• [DATA SECTION]:
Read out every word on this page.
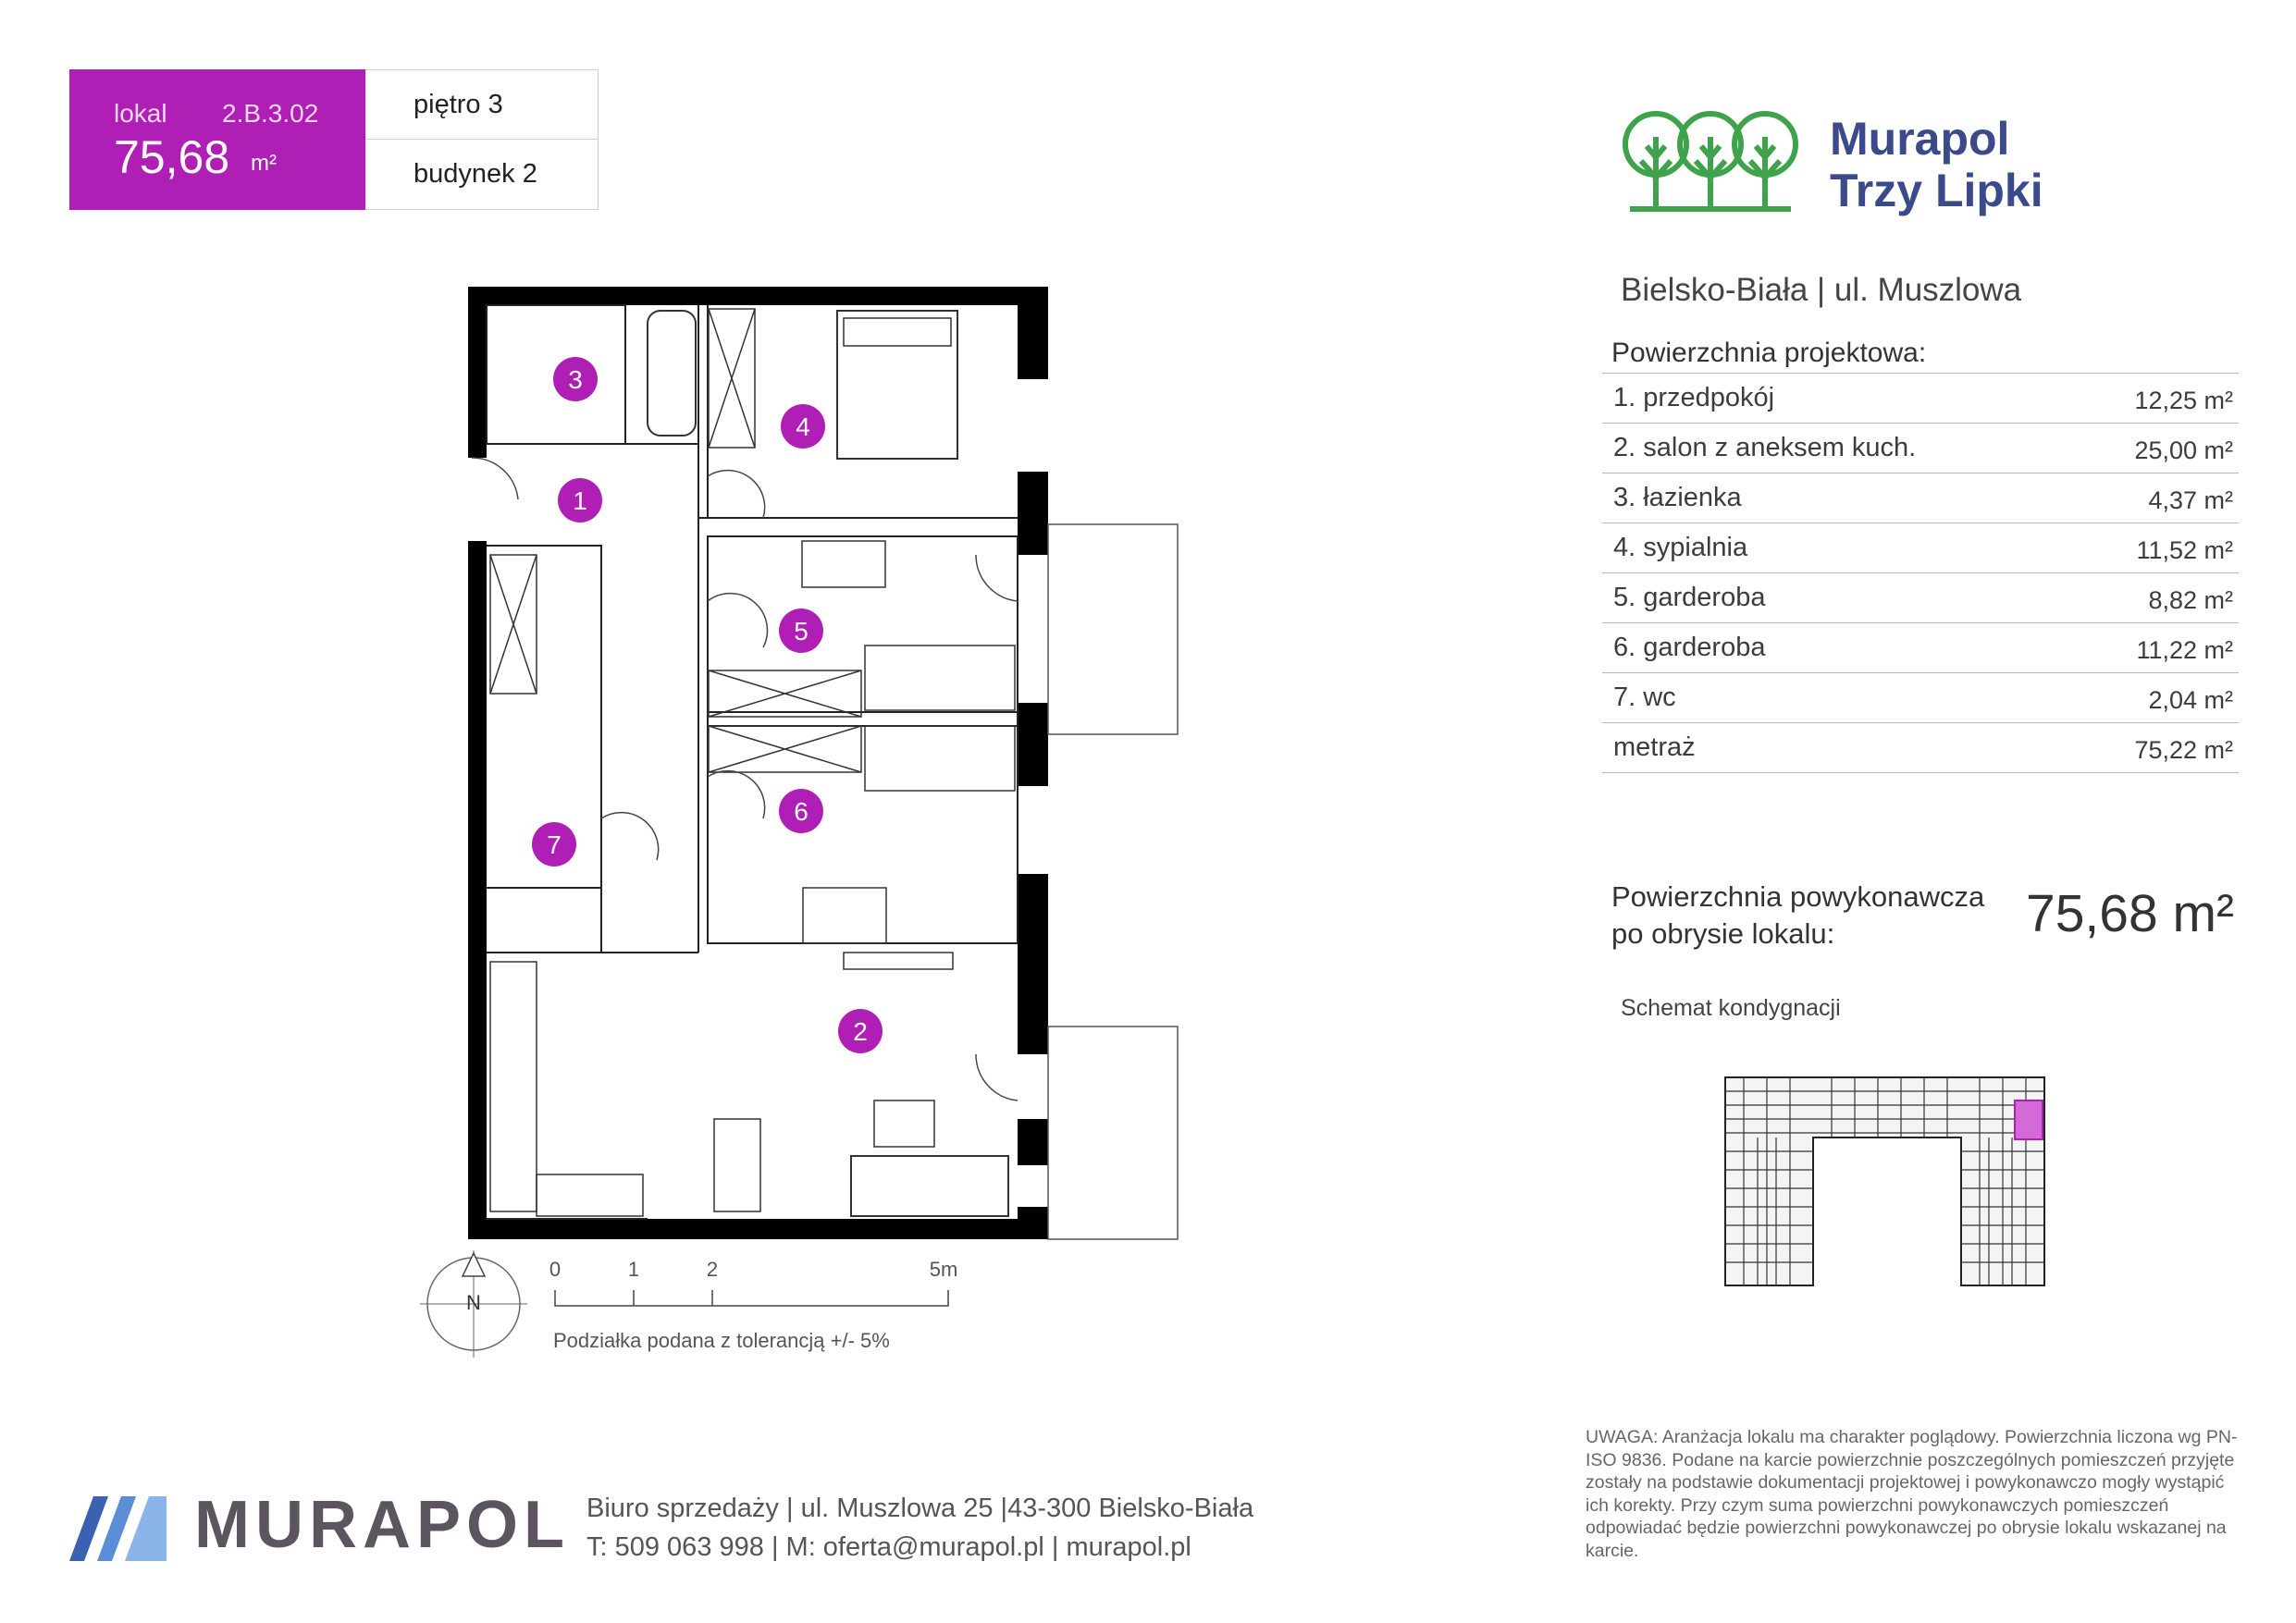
lokal 2.B.3.02
75,68 m²
piętro 3
budynek 2
Murapol
Trzy Lipki
Bielsko-Biała | ul. Muszlowa
Powierzchnia projektowa:
1. przedpokój	12,25 m²
2. salon z aneksem kuch.	25,00 m²
3. łazienka	4,37 m²
4. sypialnia	11,52 m²
5. garderoba	8,82 m²
6. garderoba	11,22 m²
7. wc	2,04 m²
metraż	75,22 m²
Powierzchnia powykonawcza
po obrysie lokalu:	75,68 m²
Schemat kondygnacji
1
2
3
4
5
6
7
N
0	1	2	5m
Podziałka podana z tolerancją +/- 5%
MURAPOL Biuro sprzedaży | ul. Muszlowa 25 |43-300 Bielsko-Biała
T: 509 063 998 | M: oferta@murapol.pl | murapol.pl
UWAGA: Aranżacja lokalu ma charakter poglądowy. Powierzchnia liczona wg PN-ISO 9836. Podane na karcie powierzchnie poszczególnych pomieszczeń przyjęte zostały na podstawie dokumentacji projektowej i powykonawczo mogły wystąpić ich korekty. Przy czym suma powierzchni powykonawczych pomieszczeń odpowiadać będzie powierzchni powykonawczej po obrysie lokalu wskazanej na karcie.
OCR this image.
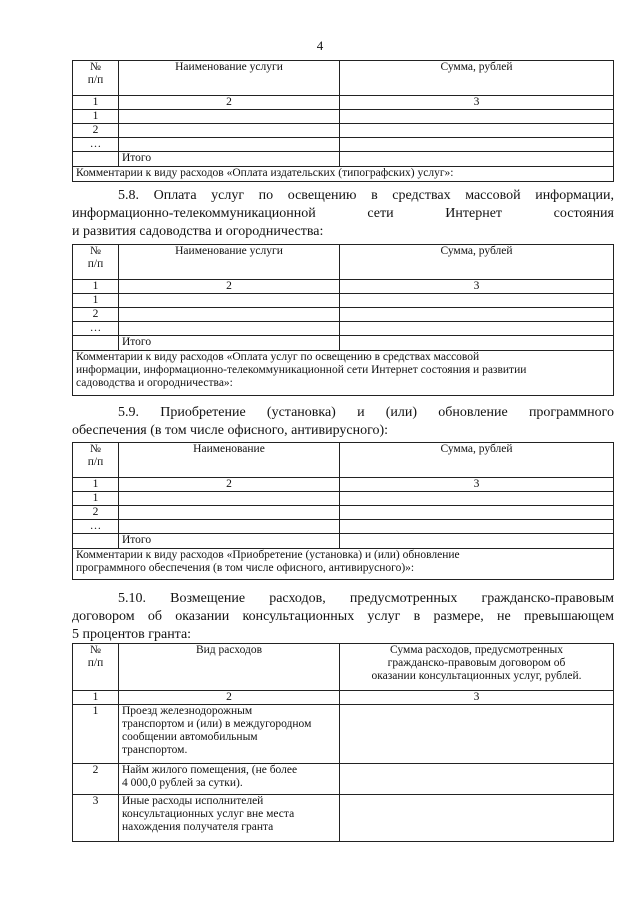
4
№
п/п	Наименование услуги	Сумма, рублей
1	2	3
1		
2		
…		
	Итого	
Комментарии к виду расходов «Оплата издательских (типографских) услуг»:		

5.8. Оплата услуг по освещению в средствах массовой информации,
информационно-телекоммуникационной сети Интернет состояния
и развития садоводства и огородничества:

№
п/п	Наименование услуги	Сумма, рублей
1	2	3
1		
2		
…		
	Итого	
Комментарии к виду расходов «Оплата услуг по освещению в средствах массовой
информации, информационно-телекоммуникационной сети Интернет состояния и развитии
садоводства и огородничества»:		

5.9. Приобретение (установка) и (или) обновление программного
обеспечения (в том числе офисного, антивирусного):

№
п/п	Наименование	Сумма, рублей
1	2	3
1		
2		
…		
	Итого	
Комментарии к виду расходов «Приобретение (установка) и (или) обновление
программного обеспечения (в том числе офисного, антивирусного)»:		

5.10. Возмещение расходов, предусмотренных гражданско-правовым
договором об оказании консультационных услуг в размере, не превышающем
5 процентов гранта:

№
п/п	Вид расходов	Сумма расходов, предусмотренных
гражданско-правовым договором об
оказании консультационных услуг, рублей.
1	2	3
1	Проезд железнодорожным
транспортом и (или) в междугородном
сообщении автомобильным
транспортом.	
2	Найм жилого помещения, (не более
4 000,0 рублей за сутки).	
3	Иные расходы исполнителей
консультационных услуг вне места
нахождения получателя гранта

• [WRITTEN PROBLEM]: Select every line in the material above where the string "установка" occurs, and copy it.

• [SOLUTION FOR THIS PROBLEM]:
5.9. Приобретение (установка) и (или) обновление программного
Комментарии к виду расходов «Приобретение (установка) и (или) обновление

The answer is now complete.